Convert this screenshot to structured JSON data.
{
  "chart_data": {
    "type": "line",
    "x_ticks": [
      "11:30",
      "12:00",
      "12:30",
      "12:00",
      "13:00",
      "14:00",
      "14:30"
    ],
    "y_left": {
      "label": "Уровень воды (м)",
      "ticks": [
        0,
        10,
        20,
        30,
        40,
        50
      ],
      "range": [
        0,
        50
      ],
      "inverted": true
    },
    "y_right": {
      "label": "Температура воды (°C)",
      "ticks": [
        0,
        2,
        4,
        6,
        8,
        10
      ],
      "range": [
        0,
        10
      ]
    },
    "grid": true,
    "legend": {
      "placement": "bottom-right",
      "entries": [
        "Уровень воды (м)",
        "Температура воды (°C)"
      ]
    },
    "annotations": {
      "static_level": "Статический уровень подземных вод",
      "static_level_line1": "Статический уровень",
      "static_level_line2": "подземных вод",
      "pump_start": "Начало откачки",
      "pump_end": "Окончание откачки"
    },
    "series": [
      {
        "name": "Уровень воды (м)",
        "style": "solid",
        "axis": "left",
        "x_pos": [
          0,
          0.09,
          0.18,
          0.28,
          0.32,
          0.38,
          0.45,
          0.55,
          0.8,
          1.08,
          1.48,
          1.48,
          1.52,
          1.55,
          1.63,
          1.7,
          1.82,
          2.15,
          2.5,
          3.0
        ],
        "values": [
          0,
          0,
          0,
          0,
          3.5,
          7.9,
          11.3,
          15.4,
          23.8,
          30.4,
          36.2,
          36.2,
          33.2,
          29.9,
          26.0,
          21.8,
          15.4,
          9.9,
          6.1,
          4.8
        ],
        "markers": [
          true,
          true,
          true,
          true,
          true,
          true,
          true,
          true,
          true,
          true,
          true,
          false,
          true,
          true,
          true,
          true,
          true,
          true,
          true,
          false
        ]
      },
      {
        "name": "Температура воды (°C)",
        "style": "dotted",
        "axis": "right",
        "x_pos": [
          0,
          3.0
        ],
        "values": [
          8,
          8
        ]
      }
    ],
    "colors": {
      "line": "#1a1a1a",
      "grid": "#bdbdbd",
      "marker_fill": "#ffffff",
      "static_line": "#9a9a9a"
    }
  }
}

════════

Please reproduce every line of the material word for word.

Convert this screenshot to structured JSON data.
{
  "chart_data": {
    "type": "line",
    "x_ticks": [
      "11:30",
      "12:00",
      "12:30",
      "12:00",
      "13:00",
      "14:00",
      "14:30"
    ],
    "y_left": {
      "label": "Уровень воды (м)",
      "ticks": [
        0,
        10,
        20,
        30,
        40,
        50
      ],
      "range": [
        0,
        50
      ],
      "inverted": true
    },
    "y_right": {
      "label": "Температура воды (°C)",
      "ticks": [
        0,
        2,
        4,
        6,
        8,
        10
      ],
      "range": [
        0,
        10
      ]
    },
    "grid": true,
    "legend": {
      "placement": "bottom-right",
      "entries": [
        "Уровень воды (м)",
        "Температура воды (°C)"
      ]
    },
    "annotations": {
      "static_level": "Статический уровень подземных вод",
      "static_level_line1": "Статический уровень",
      "static_level_line2": "подземных вод",
      "pump_start": "Начало откачки",
      "pump_end": "Окончание откачки"
    },
    "series": [
      {
        "name": "Уровень воды (м)",
        "style": "solid",
        "axis": "left",
        "x_pos": [
          0,
          0.09,
          0.18,
          0.28,
          0.32,
          0.38,
          0.45,
          0.55,
          0.8,
          1.08,
          1.48,
          1.48,
          1.52,
          1.55,
          1.63,
          1.7,
          1.82,
          2.15,
          2.5,
          3.0
        ],
        "values": [
          0,
          0,
          0,
          0,
          3.5,
          7.9,
          11.3,
          15.4,
          23.8,
          30.4,
          36.2,
          36.2,
          33.2,
          29.9,
          26.0,
          21.8,
          15.4,
          9.9,
          6.1,
          4.8
        ],
        "markers": [
          true,
          true,
          true,
          true,
          true,
          true,
          true,
          true,
          true,
          true,
          true,
          false,
          true,
          true,
          true,
          true,
          true,
          true,
          true,
          false
        ]
      },
      {
        "name": "Температура воды (°C)",
        "style": "dotted",
        "axis": "right",
        "x_pos": [
          0,
          3.0
        ],
        "values": [
          8,
          8
        ]
      }
    ],
    "colors": {
      "line": "#1a1a1a",
      "grid": "#bdbdbd",
      "marker_fill": "#ffffff",
      "static_line": "#9a9a9a"
    }
  }
}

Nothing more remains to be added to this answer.